> WHAT YOU SHOULD DO
Which lines have the string "Müller"? Copy all of them from the entries below.

> GIVEN RECORDS

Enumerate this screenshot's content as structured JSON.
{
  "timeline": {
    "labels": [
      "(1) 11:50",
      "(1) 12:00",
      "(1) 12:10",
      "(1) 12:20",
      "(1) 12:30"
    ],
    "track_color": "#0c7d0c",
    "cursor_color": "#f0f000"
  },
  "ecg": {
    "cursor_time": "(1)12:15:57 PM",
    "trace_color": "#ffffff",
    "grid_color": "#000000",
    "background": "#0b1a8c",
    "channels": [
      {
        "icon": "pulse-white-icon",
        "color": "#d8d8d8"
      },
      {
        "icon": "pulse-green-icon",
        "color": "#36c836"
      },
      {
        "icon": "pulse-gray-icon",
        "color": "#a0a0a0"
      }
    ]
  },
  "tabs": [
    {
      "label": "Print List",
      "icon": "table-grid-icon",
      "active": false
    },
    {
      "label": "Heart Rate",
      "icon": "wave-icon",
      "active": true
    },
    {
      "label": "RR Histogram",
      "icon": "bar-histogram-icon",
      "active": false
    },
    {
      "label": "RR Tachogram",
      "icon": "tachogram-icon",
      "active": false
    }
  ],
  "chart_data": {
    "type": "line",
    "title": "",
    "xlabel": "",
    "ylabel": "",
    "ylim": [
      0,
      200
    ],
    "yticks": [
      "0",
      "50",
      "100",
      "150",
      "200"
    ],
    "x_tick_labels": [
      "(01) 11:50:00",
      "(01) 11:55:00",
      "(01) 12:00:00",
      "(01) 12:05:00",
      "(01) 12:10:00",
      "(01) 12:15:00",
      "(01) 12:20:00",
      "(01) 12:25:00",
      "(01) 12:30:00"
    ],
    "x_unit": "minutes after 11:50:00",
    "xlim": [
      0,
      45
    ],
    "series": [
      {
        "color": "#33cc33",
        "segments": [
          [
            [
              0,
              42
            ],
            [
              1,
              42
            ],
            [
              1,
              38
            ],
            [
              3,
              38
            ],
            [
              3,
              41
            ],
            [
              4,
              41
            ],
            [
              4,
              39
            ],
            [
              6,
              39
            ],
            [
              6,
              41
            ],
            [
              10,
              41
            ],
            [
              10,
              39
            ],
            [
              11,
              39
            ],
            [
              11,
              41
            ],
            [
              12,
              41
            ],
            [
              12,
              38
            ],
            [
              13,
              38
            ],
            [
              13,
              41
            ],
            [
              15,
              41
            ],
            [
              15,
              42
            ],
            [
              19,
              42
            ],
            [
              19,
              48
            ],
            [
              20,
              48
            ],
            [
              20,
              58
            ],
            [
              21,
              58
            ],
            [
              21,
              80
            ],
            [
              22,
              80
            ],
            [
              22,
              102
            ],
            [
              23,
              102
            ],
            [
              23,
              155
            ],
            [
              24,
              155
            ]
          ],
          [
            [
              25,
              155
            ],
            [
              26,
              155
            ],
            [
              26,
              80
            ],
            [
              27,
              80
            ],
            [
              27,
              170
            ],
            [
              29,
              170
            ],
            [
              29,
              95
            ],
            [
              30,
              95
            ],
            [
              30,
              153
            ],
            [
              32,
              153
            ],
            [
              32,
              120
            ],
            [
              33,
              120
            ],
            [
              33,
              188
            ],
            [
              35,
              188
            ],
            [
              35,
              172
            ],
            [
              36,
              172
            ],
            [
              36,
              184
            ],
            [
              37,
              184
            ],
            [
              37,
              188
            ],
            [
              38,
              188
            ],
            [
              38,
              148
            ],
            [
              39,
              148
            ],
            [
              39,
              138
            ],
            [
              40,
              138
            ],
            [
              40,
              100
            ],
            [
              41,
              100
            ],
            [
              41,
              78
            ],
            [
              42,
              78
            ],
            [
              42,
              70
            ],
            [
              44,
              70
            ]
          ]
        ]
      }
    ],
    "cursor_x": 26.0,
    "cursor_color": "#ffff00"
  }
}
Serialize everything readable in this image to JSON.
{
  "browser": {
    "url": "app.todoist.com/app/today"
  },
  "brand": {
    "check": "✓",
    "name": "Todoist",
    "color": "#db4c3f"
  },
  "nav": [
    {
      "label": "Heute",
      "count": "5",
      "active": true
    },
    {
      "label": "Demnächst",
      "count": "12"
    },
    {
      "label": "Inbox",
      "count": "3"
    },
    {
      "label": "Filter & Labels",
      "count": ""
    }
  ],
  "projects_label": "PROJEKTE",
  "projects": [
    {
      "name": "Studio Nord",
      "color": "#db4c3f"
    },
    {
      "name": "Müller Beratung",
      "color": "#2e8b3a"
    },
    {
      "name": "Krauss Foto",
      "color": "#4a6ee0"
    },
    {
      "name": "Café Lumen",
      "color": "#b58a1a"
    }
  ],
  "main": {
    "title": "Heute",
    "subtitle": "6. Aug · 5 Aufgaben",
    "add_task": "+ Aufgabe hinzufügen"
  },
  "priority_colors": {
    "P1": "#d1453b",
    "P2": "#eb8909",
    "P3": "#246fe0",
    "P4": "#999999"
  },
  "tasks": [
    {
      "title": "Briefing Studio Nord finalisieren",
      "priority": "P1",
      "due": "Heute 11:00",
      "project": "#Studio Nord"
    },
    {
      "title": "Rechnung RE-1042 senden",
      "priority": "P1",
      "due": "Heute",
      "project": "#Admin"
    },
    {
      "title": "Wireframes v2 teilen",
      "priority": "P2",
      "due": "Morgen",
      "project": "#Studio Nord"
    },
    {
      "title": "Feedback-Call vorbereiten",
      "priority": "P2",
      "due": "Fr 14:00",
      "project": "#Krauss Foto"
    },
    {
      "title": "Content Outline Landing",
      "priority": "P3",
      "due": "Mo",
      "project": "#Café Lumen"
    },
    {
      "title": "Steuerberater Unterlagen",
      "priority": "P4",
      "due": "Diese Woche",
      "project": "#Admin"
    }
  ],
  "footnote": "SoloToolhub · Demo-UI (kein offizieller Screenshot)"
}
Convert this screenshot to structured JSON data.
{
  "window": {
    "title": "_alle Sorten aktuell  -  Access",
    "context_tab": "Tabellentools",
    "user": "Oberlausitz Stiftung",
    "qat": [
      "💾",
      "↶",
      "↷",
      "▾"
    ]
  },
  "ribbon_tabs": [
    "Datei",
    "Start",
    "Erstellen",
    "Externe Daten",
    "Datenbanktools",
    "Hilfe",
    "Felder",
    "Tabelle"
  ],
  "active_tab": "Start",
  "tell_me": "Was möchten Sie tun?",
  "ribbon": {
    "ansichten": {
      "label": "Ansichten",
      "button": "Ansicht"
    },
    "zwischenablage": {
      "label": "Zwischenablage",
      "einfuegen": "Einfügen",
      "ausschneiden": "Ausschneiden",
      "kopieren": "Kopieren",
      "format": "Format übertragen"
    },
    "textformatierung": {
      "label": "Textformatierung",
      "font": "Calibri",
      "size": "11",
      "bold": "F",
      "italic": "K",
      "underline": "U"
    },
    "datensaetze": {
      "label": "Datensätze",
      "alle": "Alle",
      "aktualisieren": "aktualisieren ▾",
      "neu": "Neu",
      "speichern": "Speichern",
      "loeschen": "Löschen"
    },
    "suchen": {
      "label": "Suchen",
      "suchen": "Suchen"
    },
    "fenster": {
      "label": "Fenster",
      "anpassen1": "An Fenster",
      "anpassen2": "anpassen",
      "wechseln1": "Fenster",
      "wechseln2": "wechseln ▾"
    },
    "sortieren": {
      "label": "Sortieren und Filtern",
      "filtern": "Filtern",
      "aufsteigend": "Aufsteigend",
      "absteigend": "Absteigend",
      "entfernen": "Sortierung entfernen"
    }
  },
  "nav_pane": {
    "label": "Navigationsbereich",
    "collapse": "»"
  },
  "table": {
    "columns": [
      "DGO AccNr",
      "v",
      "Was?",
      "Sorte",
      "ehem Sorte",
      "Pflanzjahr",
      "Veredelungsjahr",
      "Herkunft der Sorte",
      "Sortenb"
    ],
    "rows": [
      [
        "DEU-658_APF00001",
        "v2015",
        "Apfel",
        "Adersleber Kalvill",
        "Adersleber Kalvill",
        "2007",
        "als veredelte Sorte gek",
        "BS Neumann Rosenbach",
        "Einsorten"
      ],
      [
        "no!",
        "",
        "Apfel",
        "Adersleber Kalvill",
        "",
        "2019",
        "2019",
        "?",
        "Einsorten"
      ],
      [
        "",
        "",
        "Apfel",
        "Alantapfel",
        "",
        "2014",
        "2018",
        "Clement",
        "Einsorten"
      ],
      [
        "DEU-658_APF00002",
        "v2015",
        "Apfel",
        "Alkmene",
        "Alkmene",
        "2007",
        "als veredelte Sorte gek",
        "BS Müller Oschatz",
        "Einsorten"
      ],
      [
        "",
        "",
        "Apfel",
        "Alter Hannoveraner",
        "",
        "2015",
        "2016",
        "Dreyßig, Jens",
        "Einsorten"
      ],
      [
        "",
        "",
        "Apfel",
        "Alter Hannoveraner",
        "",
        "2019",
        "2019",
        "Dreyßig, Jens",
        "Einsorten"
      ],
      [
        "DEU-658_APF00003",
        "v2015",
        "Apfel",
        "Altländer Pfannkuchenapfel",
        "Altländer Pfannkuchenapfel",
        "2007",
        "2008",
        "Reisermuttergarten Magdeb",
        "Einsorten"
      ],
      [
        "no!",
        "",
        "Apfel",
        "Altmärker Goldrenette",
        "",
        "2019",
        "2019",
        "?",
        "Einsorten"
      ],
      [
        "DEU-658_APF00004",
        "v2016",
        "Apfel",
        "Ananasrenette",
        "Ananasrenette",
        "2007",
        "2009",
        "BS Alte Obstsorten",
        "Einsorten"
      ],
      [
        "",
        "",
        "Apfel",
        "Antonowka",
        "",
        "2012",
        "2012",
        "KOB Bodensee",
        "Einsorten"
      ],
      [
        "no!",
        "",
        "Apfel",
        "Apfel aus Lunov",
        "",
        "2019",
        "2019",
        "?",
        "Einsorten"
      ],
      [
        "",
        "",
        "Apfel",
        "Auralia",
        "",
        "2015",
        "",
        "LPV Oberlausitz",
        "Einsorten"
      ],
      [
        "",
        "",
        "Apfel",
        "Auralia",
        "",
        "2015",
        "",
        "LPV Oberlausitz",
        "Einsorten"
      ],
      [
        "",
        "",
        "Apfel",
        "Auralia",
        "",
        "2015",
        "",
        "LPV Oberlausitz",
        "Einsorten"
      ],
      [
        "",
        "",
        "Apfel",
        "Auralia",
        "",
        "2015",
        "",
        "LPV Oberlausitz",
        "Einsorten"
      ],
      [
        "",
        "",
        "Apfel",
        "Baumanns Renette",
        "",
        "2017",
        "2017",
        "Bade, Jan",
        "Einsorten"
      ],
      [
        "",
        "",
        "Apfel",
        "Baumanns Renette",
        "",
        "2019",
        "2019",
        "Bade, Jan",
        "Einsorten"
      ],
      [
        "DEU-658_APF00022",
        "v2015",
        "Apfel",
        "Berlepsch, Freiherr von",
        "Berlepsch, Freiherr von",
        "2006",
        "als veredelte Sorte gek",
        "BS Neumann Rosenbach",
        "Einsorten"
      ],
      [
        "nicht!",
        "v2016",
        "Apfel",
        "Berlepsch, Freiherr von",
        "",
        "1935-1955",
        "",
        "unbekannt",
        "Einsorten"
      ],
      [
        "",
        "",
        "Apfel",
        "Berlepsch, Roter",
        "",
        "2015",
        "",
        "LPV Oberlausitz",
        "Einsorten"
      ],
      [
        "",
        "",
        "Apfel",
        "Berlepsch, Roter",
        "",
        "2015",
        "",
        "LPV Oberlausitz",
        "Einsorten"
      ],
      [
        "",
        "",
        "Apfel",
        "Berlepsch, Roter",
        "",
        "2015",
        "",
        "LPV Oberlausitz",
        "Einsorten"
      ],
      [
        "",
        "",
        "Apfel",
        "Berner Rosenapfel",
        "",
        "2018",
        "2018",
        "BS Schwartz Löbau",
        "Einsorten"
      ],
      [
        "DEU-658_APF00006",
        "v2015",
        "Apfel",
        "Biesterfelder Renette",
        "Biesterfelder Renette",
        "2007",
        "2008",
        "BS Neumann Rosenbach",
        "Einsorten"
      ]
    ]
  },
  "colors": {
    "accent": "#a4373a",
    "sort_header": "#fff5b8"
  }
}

> OUTPUT OF THE EXERCISE
      "name": "Müller Beratung",
        "BS Müller Oschatz",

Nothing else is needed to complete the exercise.